> [Texto de origem]
-------------------------

E, horas depois, a Lusa continuou a história com mais esta notícia: «O coleccionador inglês Bruce Bastin, que hoje assinou em Lisboa o protocolo da venda da sua colecção de discos de música portuguesa a Portugal, afirmou à Lusa estar "satisfeito por estes virem para onde devem estar". Os 8.000 registos são "apenas uma parte" da sua colecção, que inclui outros estilos musicais como tango, blues e rabética (*). Aliás, o coleccionador considera que estes estilos musicais "são idênticos" mas, ao contrário destes, o fado "permaneceu igual a si próprio desde as origens até aos dias de hoje", e foi isso que o "fascinou". "O tango e o blues, por exemplo, estão hoje muito diferentes e o que é fascinante é ver que fados mais antigos continuam hoje a ser cantados e qualquer pessoa os canta e sabe", disse. Em declarações à Lusa, Bruce Bastin afirmou que começou esta colecção de discos portugueses "há 20 anos, por intermédio de um amigo investigador". Bastin gosta da forma como se cantava fado "nos primórdios". "Fascinam-me aquelas vozes e a entrega que têm em cada tema que cantam, e simplesmente acompanhadas à guitarra e à viola, sem mais nada", disse. "O mais perto dos dias de hoje que aprecio, em termos cronológicos, é Amália Rodrigues que é de facto imbatível e extraordinária", acrescentou. Reconhece que não "percebe as letras" mas "arrepia-se" quando ouve certas vozes como Maria Alice, Maria Silva ou Maria do Carmo Torres. O coleccionador não ouve hoje tanto fado como ouvia há dez anos atrás, até porque prefere a audição de discos de baquelite e vinil. Bastin afirmou que fica "sossegado" quanto ao futuro da colecção, pois "Portugal tem os meios necessários para a preservar e permitir que se oiça". A colecção irá ficar no futuro Museu da Música e Arquivo de Som, que além destes 8.000 registos irá albergar também "outros espólios de entidades, designadamente da RDP", disse Vieira de Carvalho. A ministra reconheceu, por seu turno, que em termos de registos sonoros "nem tudo está tão bem tratado em termos sistemáticos como deve ser", mas que essa situação será "ultrapassada" com o novo equipamento cultural. Segundo o coleccionador, metade dos discos comprados são de fado e os restantes de canções, teatro de revista e até folclore».

(*) O jornalista da Lusa deve estar, com a palavra «rabética», a referir-se à rembetika grega.

-------------------------

> [Secção de dados]
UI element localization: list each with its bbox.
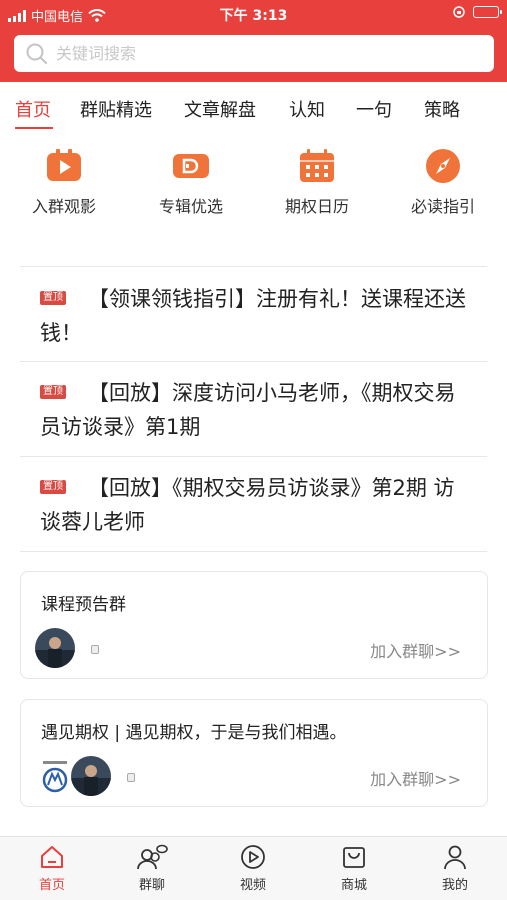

-------------------------

> [Problemas a resolver]
• A. Segundo a notícia sobre a colecção de discos de Bruce Bastin, há quanto tempo começou ele a reunir discos portugueses?
• B. Na notícia sobre a colecção de discos de Bruce Bastin, porque é que o fado fascinou o coleccionador? Responde em uma a três frases.
• C. Prolonga a notícia sobre a colecção de discos de Bruce Bastin a partir da última frase apresentada.

> [Resultados esperados]
• A. Há 20 anos, por intermédio de um amigo investigador.

• B. Embora considere o fado idêntico a estilos como o tango e o blues, Bastin nota que o fado permaneceu igual a si próprio desde as origens até hoje. Já o tango e o blues estão hoje muito diferentes, enquanto os fados mais antigos continuam a ser cantados e qualquer pessoa os canta e sabe.

• C.
A imagem que encima este post (de um dos discos da colecção) foi retirada do blog 78 Rotações, de José Moças, que explica muito deste processo todo e do que é a colecção.

5 comentários:

Anónimo disse...

É extraordinário que se comprem 8.000 discos de música portuguesa, gravada em Portugal, por 1.1 milhão de euros e haja uma clausula de "denúncia do protocolo, caso a avaliação não corresponda ao esperado". Porquê, há dúvidas? Então o que andaram a fazer os intermediários deste negócio durante seis anos? Não conhecem o espólio?
De acordo com Bruce Bastin, só metade da colecção são discos de fados (a mais valiosa). A outra metade, serão marchas e canções de revistas (presume-se que de décadas posteriores). Mas então, não existem essas gravações no Museu do Teatro, no Museu do Fado e em colecções particulares portuguesas?
Porquê comprar 8.000 discos, quando só 4.000 interessam? Por 1.1 milhão de euros?
Dizem alguns "experts" que estas coisas não têm preço. Depende de quem as paga.
Para Bruce Bastin (resta saber se para mais alguém) foi um bom negócio. Como diriam os ingleses: "not bad at all"...

Rui Mota

António Pires disse...

Rui Mota:

Pois, também achei estranha essa cláusula de «denúncia do protocolo»... Já quanto ao valor da transacção, estou com aqueles que acham que uma coisa destas «não tem preço». E acho que muitas das marchas, temas de «folclore» e canções de revista são também do início do Séc. XX. Como amante de música, congratulo-me que a colecção fique em Portugal e, mais ainda, estou ansioso por ouvir muito do que por ali está (sei que o trabalho de pesquisa, catalogação e edição em CD vai levar bastante tempo - talvez anos - mas estou desejoso de lhe pôr os «ouvidos» em cima).

Um abraço

Rui Mota disse...

Também fiquei satisfeito por a colecção ter vindo para Portugal. No entanto, e antes de "embandeirarmos em arco", acho mais avisado esperar pela opinião dos "avaliadores". Muitos daqueles discos foram editados pelas "majors" inglesas, representadas mais tarde em Portugal pela defunta Valentim de Carvalho. Na década de setenta, o "fado", como tudo o que cheirava a "fascismo", foi desprezado e o Bruce comprou os discos ao kilo. Nada a censurar. Ele não tem culpa que os portugueses não cuidem da sua memória. O que já me parece duvidoso é não existirem muitas daquelas gravações à disposição do governo português nas colecções do Museu de Teatro (Marchas, Fado de Revista), Museu do Fado (idem, dito) e RDP/Emissora Nacional (Folclore).
De resto, como bem sabemos, tanto o "folclore", como as "marchas", são produtos artificiais criados na década de trinta pelo António Ferro. Não estamos a falar de gravações inéditas do princípio do século (o grande argumento para comprar a colecção), mas de gravações dos anos 30/40.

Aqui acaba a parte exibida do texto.